* **WORK TO COMPLETE**: The records that follow are to be repeated without alteration.
*** EXERCISE INPUTS
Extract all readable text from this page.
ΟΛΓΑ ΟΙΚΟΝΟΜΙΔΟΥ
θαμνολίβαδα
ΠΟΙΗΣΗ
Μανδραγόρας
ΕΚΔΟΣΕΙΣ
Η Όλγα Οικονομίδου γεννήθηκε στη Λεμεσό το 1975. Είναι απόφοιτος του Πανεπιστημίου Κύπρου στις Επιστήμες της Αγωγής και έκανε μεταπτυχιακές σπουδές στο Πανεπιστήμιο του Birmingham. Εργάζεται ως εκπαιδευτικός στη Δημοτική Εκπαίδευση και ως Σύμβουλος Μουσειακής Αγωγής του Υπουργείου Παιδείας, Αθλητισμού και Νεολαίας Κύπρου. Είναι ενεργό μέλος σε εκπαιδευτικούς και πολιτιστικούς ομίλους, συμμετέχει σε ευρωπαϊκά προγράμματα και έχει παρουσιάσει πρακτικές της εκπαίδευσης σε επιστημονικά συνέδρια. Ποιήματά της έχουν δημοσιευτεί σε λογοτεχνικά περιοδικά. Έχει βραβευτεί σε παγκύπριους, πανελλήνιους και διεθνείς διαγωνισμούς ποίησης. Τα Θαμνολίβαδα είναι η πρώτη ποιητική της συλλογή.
******
* **CORRECT OUTPUT**:
Extract all readable text from this page.
ΟΛΓΑ ΟΙΚΟΝΟΜΙΔΟΥ
θαμνολίβαδα
ΠΟΙΗΣΗ
Μανδραγόρας
ΕΚΔΟΣΕΙΣ
Η Όλγα Οικονομίδου γεννήθηκε στη Λεμεσό το 1975. Είναι απόφοιτος του Πανεπιστημίου Κύπρου στις Επιστήμες της Αγωγής και έκανε μεταπτυχιακές σπουδές στο Πανεπιστήμιο του Birmingham. Εργάζεται ως εκπαιδευτικός στη Δημοτική Εκπαίδευση και ως Σύμβουλος Μουσειακής Αγωγής του Υπουργείου Παιδείας, Αθλητισμού και Νεολαίας Κύπρου. Είναι ενεργό μέλος σε εκπαιδευτικούς και πολιτιστικούς ομίλους, συμμετέχει σε ευρωπαϊκά προγράμματα και έχει παρουσιάσει πρακτικές της εκπαίδευσης σε επιστημονικά συνέδρια. Ποιήματά της έχουν δημοσιευτεί σε λογοτεχνικά περιοδικά. Έχει βραβευτεί σε παγκύπριους, πανελλήνιους και διεθνείς διαγωνισμούς ποίησης. Τα Θαμνολίβαδα είναι η πρώτη ποιητική της συλλογή.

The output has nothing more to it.